Print all entries word for word.

Entries taken from a collection
- - - - -

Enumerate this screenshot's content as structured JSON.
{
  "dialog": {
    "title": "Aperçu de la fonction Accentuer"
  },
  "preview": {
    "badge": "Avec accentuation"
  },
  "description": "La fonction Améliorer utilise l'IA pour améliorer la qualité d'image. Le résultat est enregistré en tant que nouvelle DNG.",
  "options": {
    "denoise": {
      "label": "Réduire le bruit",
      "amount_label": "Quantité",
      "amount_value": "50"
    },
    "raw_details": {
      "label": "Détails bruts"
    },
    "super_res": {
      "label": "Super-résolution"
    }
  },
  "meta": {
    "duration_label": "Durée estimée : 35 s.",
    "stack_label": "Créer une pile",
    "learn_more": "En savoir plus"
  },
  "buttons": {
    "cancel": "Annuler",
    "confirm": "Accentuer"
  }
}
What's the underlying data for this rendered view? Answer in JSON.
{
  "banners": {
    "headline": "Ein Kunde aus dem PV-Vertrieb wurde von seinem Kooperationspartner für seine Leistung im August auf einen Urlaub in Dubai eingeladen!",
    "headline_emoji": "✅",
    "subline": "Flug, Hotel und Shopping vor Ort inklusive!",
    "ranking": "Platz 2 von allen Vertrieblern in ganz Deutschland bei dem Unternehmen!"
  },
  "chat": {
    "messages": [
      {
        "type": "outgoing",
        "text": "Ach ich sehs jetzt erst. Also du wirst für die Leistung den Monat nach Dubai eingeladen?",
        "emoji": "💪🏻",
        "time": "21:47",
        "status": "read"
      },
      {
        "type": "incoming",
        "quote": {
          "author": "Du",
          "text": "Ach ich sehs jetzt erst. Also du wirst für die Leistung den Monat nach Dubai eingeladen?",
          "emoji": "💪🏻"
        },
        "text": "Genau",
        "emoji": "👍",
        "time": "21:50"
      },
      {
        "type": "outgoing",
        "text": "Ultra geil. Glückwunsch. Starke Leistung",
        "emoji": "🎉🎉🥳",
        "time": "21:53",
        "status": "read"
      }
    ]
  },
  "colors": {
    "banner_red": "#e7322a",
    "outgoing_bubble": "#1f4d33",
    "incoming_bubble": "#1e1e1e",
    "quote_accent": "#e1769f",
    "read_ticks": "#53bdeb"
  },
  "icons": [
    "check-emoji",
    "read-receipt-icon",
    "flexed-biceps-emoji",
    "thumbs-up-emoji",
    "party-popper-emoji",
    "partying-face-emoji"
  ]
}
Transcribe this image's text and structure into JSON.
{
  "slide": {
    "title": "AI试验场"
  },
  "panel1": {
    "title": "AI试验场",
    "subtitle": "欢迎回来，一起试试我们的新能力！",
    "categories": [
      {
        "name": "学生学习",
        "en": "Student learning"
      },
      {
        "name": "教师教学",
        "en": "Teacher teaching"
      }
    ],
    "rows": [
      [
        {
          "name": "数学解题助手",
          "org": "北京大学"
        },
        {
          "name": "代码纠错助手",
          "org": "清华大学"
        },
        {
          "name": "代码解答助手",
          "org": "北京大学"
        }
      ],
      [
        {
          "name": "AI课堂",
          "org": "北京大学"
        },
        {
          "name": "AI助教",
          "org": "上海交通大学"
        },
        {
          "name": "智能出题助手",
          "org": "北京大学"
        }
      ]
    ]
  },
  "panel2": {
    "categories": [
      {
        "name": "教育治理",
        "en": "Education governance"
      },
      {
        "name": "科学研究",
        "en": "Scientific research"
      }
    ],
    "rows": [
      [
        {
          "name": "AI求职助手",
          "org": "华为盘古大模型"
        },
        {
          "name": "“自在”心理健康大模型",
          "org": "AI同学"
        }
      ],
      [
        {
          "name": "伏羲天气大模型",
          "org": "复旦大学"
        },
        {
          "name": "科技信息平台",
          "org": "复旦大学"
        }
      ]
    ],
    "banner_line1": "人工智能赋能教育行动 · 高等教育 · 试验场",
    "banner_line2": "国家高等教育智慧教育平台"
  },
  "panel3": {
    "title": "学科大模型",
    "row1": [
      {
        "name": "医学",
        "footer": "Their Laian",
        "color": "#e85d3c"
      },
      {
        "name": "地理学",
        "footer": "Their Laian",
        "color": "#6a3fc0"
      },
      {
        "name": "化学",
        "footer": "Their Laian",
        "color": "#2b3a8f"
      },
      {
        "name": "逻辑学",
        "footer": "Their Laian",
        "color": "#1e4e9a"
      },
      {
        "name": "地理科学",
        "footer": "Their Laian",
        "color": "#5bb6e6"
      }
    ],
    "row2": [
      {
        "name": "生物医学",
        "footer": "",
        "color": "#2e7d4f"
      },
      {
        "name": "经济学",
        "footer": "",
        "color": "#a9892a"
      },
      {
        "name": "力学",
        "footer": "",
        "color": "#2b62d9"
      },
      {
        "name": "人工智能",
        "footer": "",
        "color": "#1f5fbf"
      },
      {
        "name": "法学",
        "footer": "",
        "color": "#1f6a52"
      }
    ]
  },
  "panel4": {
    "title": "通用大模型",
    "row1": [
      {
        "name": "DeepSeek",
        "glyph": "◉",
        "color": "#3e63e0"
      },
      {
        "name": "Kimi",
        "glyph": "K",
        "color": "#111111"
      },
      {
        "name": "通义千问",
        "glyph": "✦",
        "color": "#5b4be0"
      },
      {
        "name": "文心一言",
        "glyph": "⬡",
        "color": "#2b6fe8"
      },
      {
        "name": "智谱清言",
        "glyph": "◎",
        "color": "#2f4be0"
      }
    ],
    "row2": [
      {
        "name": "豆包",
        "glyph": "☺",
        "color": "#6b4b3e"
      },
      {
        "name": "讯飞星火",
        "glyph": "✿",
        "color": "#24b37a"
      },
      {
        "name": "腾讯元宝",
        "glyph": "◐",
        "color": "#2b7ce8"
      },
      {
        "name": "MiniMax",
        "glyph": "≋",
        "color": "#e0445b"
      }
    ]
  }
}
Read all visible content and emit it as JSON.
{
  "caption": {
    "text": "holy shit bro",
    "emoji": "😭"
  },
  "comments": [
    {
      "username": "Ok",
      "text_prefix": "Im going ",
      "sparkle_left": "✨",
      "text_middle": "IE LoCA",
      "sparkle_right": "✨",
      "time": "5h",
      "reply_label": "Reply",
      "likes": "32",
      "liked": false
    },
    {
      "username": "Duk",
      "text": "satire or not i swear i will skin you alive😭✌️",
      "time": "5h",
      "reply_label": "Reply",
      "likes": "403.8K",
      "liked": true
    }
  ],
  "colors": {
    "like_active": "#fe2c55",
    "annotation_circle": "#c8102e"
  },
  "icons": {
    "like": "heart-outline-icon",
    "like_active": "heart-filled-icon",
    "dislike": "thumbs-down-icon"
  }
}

- - - - -

** RESPONSE TO THE TASK **
Enumerate this screenshot's content as structured JSON.
{
  "dialog": {
    "title": "Aperçu de la fonction Accentuer"
  },
  "preview": {
    "badge": "Avec accentuation"
  },
  "description": "La fonction Améliorer utilise l'IA pour améliorer la qualité d'image. Le résultat est enregistré en tant que nouvelle DNG.",
  "options": {
    "denoise": {
      "label": "Réduire le bruit",
      "amount_label": "Quantité",
      "amount_value": "50"
    },
    "raw_details": {
      "label": "Détails bruts"
    },
    "super_res": {
      "label": "Super-résolution"
    }
  },
  "meta": {
    "duration_label": "Durée estimée : 35 s.",
    "stack_label": "Créer une pile",
    "learn_more": "En savoir plus"
  },
  "buttons": {
    "cancel": "Annuler",
    "confirm": "Accentuer"
  }
}
What's the underlying data for this rendered view? Answer in JSON.
{
  "banners": {
    "headline": "Ein Kunde aus dem PV-Vertrieb wurde von seinem Kooperationspartner für seine Leistung im August auf einen Urlaub in Dubai eingeladen!",
    "headline_emoji": "✅",
    "subline": "Flug, Hotel und Shopping vor Ort inklusive!",
    "ranking": "Platz 2 von allen Vertrieblern in ganz Deutschland bei dem Unternehmen!"
  },
  "chat": {
    "messages": [
      {
        "type": "outgoing",
        "text": "Ach ich sehs jetzt erst. Also du wirst für die Leistung den Monat nach Dubai eingeladen?",
        "emoji": "💪🏻",
        "time": "21:47",
        "status": "read"
      },
      {
        "type": "incoming",
        "quote": {
          "author": "Du",
          "text": "Ach ich sehs jetzt erst. Also du wirst für die Leistung den Monat nach Dubai eingeladen?",
          "emoji": "💪🏻"
        },
        "text": "Genau",
        "emoji": "👍",
        "time": "21:50"
      },
      {
        "type": "outgoing",
        "text": "Ultra geil. Glückwunsch. Starke Leistung",
        "emoji": "🎉🎉🥳",
        "time": "21:53",
        "status": "read"
      }
    ]
  },
  "colors": {
    "banner_red": "#e7322a",
    "outgoing_bubble": "#1f4d33",
    "incoming_bubble": "#1e1e1e",
    "quote_accent": "#e1769f",
    "read_ticks": "#53bdeb"
  },
  "icons": [
    "check-emoji",
    "read-receipt-icon",
    "flexed-biceps-emoji",
    "thumbs-up-emoji",
    "party-popper-emoji",
    "partying-face-emoji"
  ]
}
Transcribe this image's text and structure into JSON.
{
  "slide": {
    "title": "AI试验场"
  },
  "panel1": {
    "title": "AI试验场",
    "subtitle": "欢迎回来，一起试试我们的新能力！",
    "categories": [
      {
        "name": "学生学习",
        "en": "Student learning"
      },
      {
        "name": "教师教学",
        "en": "Teacher teaching"
      }
    ],
    "rows": [
      [
        {
          "name": "数学解题助手",
          "org": "北京大学"
        },
        {
          "name": "代码纠错助手",
          "org": "清华大学"
        },
        {
          "name": "代码解答助手",
          "org": "北京大学"
        }
      ],
      [
        {
          "name": "AI课堂",
          "org": "北京大学"
        },
        {
          "name": "AI助教",
          "org": "上海交通大学"
        },
        {
          "name": "智能出题助手",
          "org": "北京大学"
        }
      ]
    ]
  },
  "panel2": {
    "categories": [
      {
        "name": "教育治理",
        "en": "Education governance"
      },
      {
        "name": "科学研究",
        "en": "Scientific research"
      }
    ],
    "rows": [
      [
        {
          "name": "AI求职助手",
          "org": "华为盘古大模型"
        },
        {
          "name": "“自在”心理健康大模型",
          "org": "AI同学"
        }
      ],
      [
        {
          "name": "伏羲天气大模型",
          "org": "复旦大学"
        },
        {
          "name": "科技信息平台",
          "org": "复旦大学"
        }
      ]
    ],
    "banner_line1": "人工智能赋能教育行动 · 高等教育 · 试验场",
    "banner_line2": "国家高等教育智慧教育平台"
  },
  "panel3": {
    "title": "学科大模型",
    "row1": [
      {
        "name": "医学",
        "footer": "Their Laian",
        "color": "#e85d3c"
      },
      {
        "name": "地理学",
        "footer": "Their Laian",
        "color": "#6a3fc0"
      },
      {
        "name": "化学",
        "footer": "Their Laian",
        "color": "#2b3a8f"
      },
      {
        "name": "逻辑学",
        "footer": "Their Laian",
        "color": "#1e4e9a"
      },
      {
        "name": "地理科学",
        "footer": "Their Laian",
        "color": "#5bb6e6"
      }
    ],
    "row2": [
      {
        "name": "生物医学",
        "footer": "",
        "color": "#2e7d4f"
      },
      {
        "name": "经济学",
        "footer": "",
        "color": "#a9892a"
      },
      {
        "name": "力学",
        "footer": "",
        "color": "#2b62d9"
      },
      {
        "name": "人工智能",
        "footer": "",
        "color": "#1f5fbf"
      },
      {
        "name": "法学",
        "footer": "",
        "color": "#1f6a52"
      }
    ]
  },
  "panel4": {
    "title": "通用大模型",
    "row1": [
      {
        "name": "DeepSeek",
        "glyph": "◉",
        "color": "#3e63e0"
      },
      {
        "name": "Kimi",
        "glyph": "K",
        "color": "#111111"
      },
      {
        "name": "通义千问",
        "glyph": "✦",
        "color": "#5b4be0"
      },
      {
        "name": "文心一言",
        "glyph": "⬡",
        "color": "#2b6fe8"
      },
      {
        "name": "智谱清言",
        "glyph": "◎",
        "color": "#2f4be0"
      }
    ],
    "row2": [
      {
        "name": "豆包",
        "glyph": "☺",
        "color": "#6b4b3e"
      },
      {
        "name": "讯飞星火",
        "glyph": "✿",
        "color": "#24b37a"
      },
      {
        "name": "腾讯元宝",
        "glyph": "◐",
        "color": "#2b7ce8"
      },
      {
        "name": "MiniMax",
        "glyph": "≋",
        "color": "#e0445b"
      }
    ]
  }
}
Read all visible content and emit it as JSON.
{
  "caption": {
    "text": "holy shit bro",
    "emoji": "😭"
  },
  "comments": [
    {
      "username": "Ok",
      "text_prefix": "Im going ",
      "sparkle_left": "✨",
      "text_middle": "IE LoCA",
      "sparkle_right": "✨",
      "time": "5h",
      "reply_label": "Reply",
      "likes": "32",
      "liked": false
    },
    {
      "username": "Duk",
      "text": "satire or not i swear i will skin you alive😭✌️",
      "time": "5h",
      "reply_label": "Reply",
      "likes": "403.8K",
      "liked": true
    }
  ],
  "colors": {
    "like_active": "#fe2c55",
    "annotation_circle": "#c8102e"
  },
  "icons": {
    "like": "heart-outline-icon",
    "like_active": "heart-filled-icon",
    "dislike": "thumbs-down-icon"
  }
}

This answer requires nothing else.